WORK REQUIRED:
Write out all of the data without omission, exactly as shown.

[Dataset listings of figures]
-- Start --

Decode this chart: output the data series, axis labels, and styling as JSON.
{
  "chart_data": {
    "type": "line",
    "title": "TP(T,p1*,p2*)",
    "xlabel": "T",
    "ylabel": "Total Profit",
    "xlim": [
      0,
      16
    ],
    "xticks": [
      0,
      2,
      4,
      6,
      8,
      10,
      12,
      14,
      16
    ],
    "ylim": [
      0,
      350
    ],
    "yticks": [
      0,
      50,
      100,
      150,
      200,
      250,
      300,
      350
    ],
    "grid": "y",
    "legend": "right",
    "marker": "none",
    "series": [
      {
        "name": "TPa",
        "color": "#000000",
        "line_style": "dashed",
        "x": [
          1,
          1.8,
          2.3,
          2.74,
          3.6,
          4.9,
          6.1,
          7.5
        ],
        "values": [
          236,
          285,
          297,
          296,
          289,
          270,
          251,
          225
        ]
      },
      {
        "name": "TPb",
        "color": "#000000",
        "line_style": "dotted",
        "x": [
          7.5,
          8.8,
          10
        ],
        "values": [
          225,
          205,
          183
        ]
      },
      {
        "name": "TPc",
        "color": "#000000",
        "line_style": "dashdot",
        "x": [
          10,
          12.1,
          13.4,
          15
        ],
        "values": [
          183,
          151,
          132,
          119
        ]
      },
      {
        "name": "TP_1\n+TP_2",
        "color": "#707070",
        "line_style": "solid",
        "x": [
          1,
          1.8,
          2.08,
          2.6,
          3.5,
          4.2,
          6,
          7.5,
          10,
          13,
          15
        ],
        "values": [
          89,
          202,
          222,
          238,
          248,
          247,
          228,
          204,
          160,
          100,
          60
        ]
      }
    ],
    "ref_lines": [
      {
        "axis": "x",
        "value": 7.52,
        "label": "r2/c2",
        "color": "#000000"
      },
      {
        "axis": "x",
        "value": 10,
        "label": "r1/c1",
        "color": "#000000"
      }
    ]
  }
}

-- End --

RESPONSE:
Decode this chart: output the data series, axis labels, and styling as JSON.
{
  "chart_data": {
    "type": "line",
    "title": "TP(T,p1*,p2*)",
    "xlabel": "T",
    "ylabel": "Total Profit",
    "xlim": [
      0,
      16
    ],
    "xticks": [
      0,
      2,
      4,
      6,
      8,
      10,
      12,
      14,
      16
    ],
    "ylim": [
      0,
      350
    ],
    "yticks": [
      0,
      50,
      100,
      150,
      200,
      250,
      300,
      350
    ],
    "grid": "y",
    "legend": "right",
    "marker": "none",
    "series": [
      {
        "name": "TPa",
        "color": "#000000",
        "line_style": "dashed",
        "x": [
          1,
          1.8,
          2.3,
          2.74,
          3.6,
          4.9,
          6.1,
          7.5
        ],
        "values": [
          236,
          285,
          297,
          296,
          289,
          270,
          251,
          225
        ]
      },
      {
        "name": "TPb",
        "color": "#000000",
        "line_style": "dotted",
        "x": [
          7.5,
          8.8,
          10
        ],
        "values": [
          225,
          205,
          183
        ]
      },
      {
        "name": "TPc",
        "color": "#000000",
        "line_style": "dashdot",
        "x": [
          10,
          12.1,
          13.4,
          15
        ],
        "values": [
          183,
          151,
          132,
          119
        ]
      },
      {
        "name": "TP_1\n+TP_2",
        "color": "#707070",
        "line_style": "solid",
        "x": [
          1,
          1.8,
          2.08,
          2.6,
          3.5,
          4.2,
          6,
          7.5,
          10,
          13,
          15
        ],
        "values": [
          89,
          202,
          222,
          238,
          248,
          247,
          228,
          204,
          160,
          100,
          60
        ]
      }
    ],
    "ref_lines": [
      {
        "axis": "x",
        "value": 7.52,
        "label": "r2/c2",
        "color": "#000000"
      },
      {
        "axis": "x",
        "value": 10,
        "label": "r1/c1",
        "color": "#000000"
      }
    ]
  }
}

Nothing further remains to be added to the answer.